Please edit the lines starting at the one containing "Patent image size: (1020, 709)." and ending at the one containing "The thermocouple 44 is at (650, 548).", swapping "perspective view" for "oblique view" and keeping everything else the same.

──────── THE INPUT

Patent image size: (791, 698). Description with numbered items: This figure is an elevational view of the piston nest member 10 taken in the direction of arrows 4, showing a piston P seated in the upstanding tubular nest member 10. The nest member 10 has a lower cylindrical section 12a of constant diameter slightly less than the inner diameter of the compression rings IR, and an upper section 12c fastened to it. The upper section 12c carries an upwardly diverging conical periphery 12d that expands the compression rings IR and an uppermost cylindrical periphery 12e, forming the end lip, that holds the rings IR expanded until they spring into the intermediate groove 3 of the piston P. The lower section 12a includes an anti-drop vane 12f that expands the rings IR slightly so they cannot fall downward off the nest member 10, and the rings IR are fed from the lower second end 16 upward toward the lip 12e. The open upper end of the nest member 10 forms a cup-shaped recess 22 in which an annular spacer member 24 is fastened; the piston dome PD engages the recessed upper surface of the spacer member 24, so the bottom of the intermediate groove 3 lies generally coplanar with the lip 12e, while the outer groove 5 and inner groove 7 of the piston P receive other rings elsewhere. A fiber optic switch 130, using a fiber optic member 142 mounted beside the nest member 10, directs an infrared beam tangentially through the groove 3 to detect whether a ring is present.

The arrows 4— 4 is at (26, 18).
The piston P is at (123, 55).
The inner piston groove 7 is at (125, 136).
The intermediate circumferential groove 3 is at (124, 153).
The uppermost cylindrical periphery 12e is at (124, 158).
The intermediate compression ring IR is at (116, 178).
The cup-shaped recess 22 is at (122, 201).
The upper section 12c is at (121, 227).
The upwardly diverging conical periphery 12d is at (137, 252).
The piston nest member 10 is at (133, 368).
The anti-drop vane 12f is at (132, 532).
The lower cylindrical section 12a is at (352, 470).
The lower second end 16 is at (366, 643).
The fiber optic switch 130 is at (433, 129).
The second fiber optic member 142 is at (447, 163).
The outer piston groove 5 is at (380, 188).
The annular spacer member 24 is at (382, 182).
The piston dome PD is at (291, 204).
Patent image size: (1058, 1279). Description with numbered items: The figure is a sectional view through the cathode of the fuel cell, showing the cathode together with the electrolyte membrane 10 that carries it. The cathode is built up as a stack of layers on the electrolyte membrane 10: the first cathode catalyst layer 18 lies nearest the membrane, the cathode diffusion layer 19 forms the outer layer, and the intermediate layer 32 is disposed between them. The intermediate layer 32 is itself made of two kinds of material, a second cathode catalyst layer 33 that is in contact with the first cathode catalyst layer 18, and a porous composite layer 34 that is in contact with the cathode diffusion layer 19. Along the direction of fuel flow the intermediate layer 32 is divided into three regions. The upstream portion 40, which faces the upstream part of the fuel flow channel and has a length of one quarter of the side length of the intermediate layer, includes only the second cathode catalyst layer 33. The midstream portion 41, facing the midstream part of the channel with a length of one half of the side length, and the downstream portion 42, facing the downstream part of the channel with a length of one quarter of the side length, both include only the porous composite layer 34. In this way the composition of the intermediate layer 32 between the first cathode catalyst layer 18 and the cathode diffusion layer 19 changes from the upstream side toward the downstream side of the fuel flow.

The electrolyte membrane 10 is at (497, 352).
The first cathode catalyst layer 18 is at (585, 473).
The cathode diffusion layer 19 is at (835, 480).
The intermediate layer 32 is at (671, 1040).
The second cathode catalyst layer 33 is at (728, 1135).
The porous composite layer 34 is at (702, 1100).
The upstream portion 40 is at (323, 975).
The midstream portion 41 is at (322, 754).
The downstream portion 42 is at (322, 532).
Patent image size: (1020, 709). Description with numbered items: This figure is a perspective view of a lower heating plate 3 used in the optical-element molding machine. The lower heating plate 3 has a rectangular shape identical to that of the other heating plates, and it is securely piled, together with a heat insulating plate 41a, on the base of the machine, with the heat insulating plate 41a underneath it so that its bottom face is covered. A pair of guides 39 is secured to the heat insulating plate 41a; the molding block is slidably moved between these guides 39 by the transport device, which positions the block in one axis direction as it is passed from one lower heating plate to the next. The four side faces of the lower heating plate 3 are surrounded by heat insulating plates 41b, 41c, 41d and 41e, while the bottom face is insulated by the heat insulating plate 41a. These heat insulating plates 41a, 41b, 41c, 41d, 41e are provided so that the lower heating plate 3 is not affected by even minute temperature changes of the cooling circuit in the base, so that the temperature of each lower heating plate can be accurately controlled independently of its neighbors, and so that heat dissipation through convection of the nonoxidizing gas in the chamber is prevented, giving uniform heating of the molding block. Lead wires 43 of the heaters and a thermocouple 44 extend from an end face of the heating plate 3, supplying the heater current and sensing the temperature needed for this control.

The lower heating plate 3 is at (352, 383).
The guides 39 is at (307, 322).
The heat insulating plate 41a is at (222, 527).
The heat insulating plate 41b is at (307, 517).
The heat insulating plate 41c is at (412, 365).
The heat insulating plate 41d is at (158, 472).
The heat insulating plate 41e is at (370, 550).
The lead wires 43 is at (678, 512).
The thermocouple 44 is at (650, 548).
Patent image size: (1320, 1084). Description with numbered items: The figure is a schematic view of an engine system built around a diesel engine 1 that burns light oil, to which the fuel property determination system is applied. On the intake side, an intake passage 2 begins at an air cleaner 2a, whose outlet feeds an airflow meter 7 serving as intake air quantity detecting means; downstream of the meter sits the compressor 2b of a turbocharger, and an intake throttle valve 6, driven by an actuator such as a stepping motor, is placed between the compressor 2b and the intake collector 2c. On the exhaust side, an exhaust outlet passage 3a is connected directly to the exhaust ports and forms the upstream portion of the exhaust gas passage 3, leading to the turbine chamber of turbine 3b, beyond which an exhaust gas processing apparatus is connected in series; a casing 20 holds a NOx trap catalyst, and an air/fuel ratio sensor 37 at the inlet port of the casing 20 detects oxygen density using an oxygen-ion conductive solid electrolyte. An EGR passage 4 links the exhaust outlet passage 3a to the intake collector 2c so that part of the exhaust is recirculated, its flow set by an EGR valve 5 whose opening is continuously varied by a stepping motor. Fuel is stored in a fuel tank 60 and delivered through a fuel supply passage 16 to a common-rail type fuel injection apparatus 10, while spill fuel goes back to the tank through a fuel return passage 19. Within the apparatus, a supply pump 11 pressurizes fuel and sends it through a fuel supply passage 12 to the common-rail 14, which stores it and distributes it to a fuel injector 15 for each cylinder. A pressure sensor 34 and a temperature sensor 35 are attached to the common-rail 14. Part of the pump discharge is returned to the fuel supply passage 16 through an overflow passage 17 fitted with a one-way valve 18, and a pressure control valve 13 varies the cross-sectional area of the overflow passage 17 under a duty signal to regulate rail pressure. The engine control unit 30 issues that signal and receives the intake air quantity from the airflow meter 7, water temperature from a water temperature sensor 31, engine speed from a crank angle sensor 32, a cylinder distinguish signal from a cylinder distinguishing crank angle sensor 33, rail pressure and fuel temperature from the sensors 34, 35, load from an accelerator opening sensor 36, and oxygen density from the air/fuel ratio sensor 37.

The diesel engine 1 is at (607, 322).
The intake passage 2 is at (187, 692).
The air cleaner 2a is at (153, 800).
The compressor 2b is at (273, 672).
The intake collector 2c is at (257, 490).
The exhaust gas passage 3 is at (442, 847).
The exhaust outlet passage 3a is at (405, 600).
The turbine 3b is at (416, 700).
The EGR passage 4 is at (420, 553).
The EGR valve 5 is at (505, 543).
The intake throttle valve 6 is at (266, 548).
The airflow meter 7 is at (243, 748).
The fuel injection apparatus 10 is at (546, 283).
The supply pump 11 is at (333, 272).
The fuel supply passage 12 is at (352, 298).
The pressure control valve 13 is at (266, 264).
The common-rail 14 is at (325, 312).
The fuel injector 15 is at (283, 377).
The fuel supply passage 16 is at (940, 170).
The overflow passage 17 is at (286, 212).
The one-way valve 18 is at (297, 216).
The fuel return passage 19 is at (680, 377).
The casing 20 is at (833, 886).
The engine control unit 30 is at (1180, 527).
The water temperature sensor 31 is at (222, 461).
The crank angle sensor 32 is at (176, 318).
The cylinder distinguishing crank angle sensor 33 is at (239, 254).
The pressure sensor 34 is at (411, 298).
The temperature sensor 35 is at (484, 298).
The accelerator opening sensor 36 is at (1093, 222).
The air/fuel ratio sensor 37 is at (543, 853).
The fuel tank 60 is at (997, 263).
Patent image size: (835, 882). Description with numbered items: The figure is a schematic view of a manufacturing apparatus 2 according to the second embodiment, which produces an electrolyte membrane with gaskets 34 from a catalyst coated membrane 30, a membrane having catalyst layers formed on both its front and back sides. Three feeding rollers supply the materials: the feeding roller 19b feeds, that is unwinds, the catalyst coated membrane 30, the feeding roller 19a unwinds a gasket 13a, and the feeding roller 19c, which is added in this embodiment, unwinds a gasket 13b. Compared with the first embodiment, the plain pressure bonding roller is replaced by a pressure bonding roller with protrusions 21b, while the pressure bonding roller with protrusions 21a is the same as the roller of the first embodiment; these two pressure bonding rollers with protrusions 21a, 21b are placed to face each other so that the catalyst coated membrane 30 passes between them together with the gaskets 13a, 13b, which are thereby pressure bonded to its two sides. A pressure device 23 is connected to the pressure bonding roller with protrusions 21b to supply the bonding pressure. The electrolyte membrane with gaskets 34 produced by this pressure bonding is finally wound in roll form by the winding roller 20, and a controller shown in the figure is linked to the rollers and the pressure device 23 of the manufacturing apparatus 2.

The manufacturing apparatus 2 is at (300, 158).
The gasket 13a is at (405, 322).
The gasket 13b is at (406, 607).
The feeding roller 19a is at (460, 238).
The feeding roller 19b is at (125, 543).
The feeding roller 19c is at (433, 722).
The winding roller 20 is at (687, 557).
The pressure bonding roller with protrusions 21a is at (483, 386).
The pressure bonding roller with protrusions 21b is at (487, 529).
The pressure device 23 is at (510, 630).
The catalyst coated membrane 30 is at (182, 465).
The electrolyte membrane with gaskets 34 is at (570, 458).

────────────────

COMPLETED TASK |
Patent image size: (1020, 709). Description with numbered items: This figure is a oblique view of a lower heating plate 3 used in the optical-element molding machine. The lower heating plate 3 has a rectangular shape identical to that of the other heating plates, and it is securely piled, together with a heat insulating plate 41a, on the base of the machine, with the heat insulating plate 41a underneath it so that its bottom face is covered. A pair of guides 39 is secured to the heat insulating plate 41a; the molding block is slidably moved between these guides 39 by the transport device, which positions the block in one axis direction as it is passed from one lower heating plate to the next. The four side faces of the lower heating plate 3 are surrounded by heat insulating plates 41b, 41c, 41d and 41e, while the bottom face is insulated by the heat insulating plate 41a. These heat insulating plates 41a, 41b, 41c, 41d, 41e are provided so that the lower heating plate 3 is not affected by even minute temperature changes of the cooling circuit in the base, so that the temperature of each lower heating plate can be accurately controlled independently of its neighbors, and so that heat dissipation through convection of the nonoxidizing gas in the chamber is prevented, giving uniform heating of the molding block. Lead wires 43 of the heaters and a thermocouple 44 extend from an end face of the heating plate 3, supplying the heater current and sensing the temperature needed for this control.

The lower heating plate 3 is at (352, 383).
The guides 39 is at (307, 322).
The heat insulating plate 41a is at (222, 527).
The heat insulating plate 41b is at (307, 517).
The heat insulating plate 41c is at (412, 365).
The heat insulating plate 41d is at (158, 472).
The heat insulating plate 41e is at (370, 550).
The lead wires 43 is at (678, 512).
The thermocouple 44 is at (650, 548).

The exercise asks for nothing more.